-- begin Selected passage --

If you’ve ever wondered why your cat likes some cats and not others, why they arch their backs and puff their tails, why they knock things off counters, why it is that they suddenly attack you, or why it is that they stare at you, well, we will tell you! Just keep reading, cat lover. Understanding the feline mind doesn’t have to be tricky. We’ll help you become a true master of feline ways. Let’s dive in!
Why does my cat like some cats and not others?
We know for sure that cats are very picky and finicky little beings. But this is just one of their many charms, right? There are some cats that are naturally receptive to other cats. Cats are territorial beings by nature, and there are some cats that simply refuse to give peace a chance. For cats, their personality and exposure to other cats—or lack thereof—often predicts how receptive they will be to other cats as they are introduced to them past kittenhood. In addition to this, if your cat has undergone a traumatic experience with another cat, this can leave a lasting impression on them as well.
I’ve seen my usually friendly cat be extremely friendly to some cats, and downright rude to others. And my other ginger cat is pretty much hated by and vice versa with any cat he meets aside from our family circle of cats.

-- end Selected passage --

Your task:
Rewrite everything in the cat behavior passage from "I’ve seen my" down to "circle of cats.", substituting "tabby" for "ginger".

-- begin Given information --

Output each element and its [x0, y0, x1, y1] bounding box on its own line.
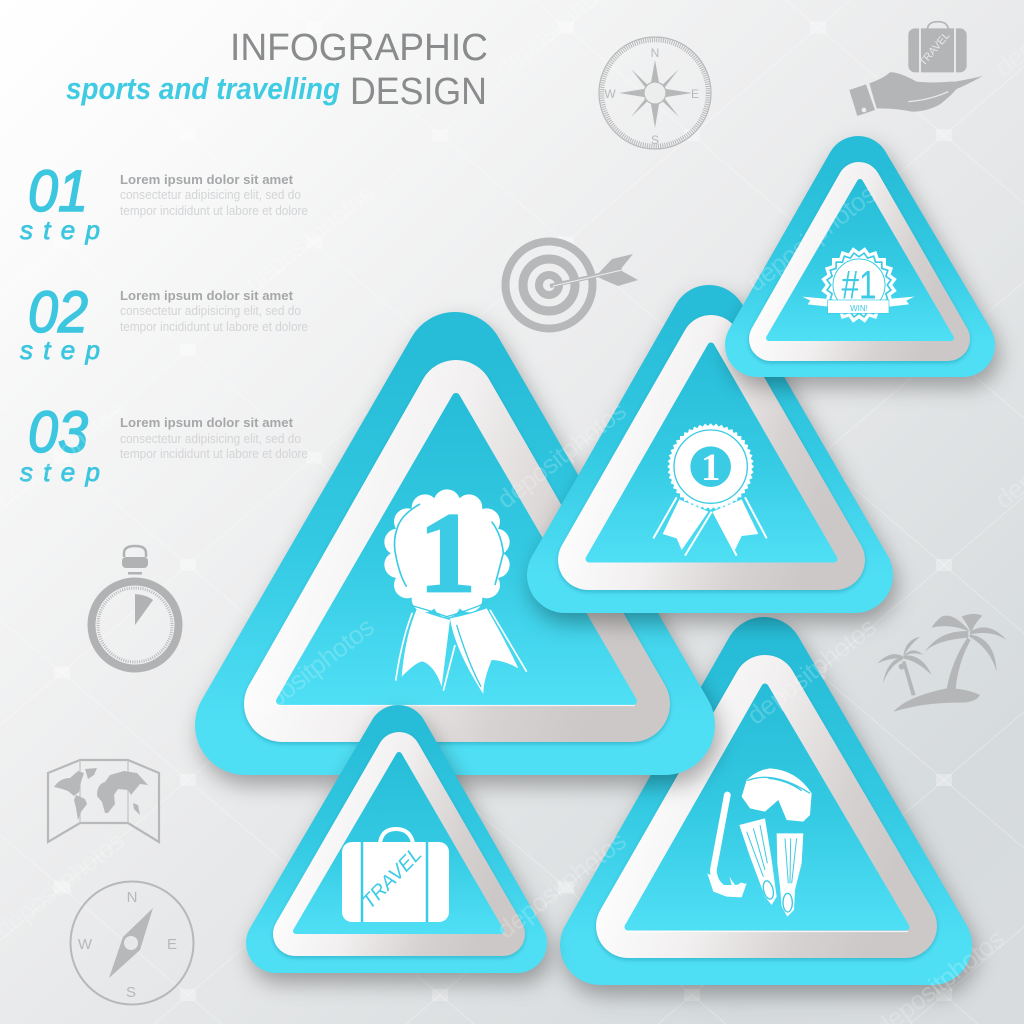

-- end Given information --

Answer for this exercise:
I’ve seen my usually friendly cat be extremely friendly to some cats, and downright rude to others. And my other tabby cat is pretty much hated by and vice versa with any cat he meets aside from our family circle of cats.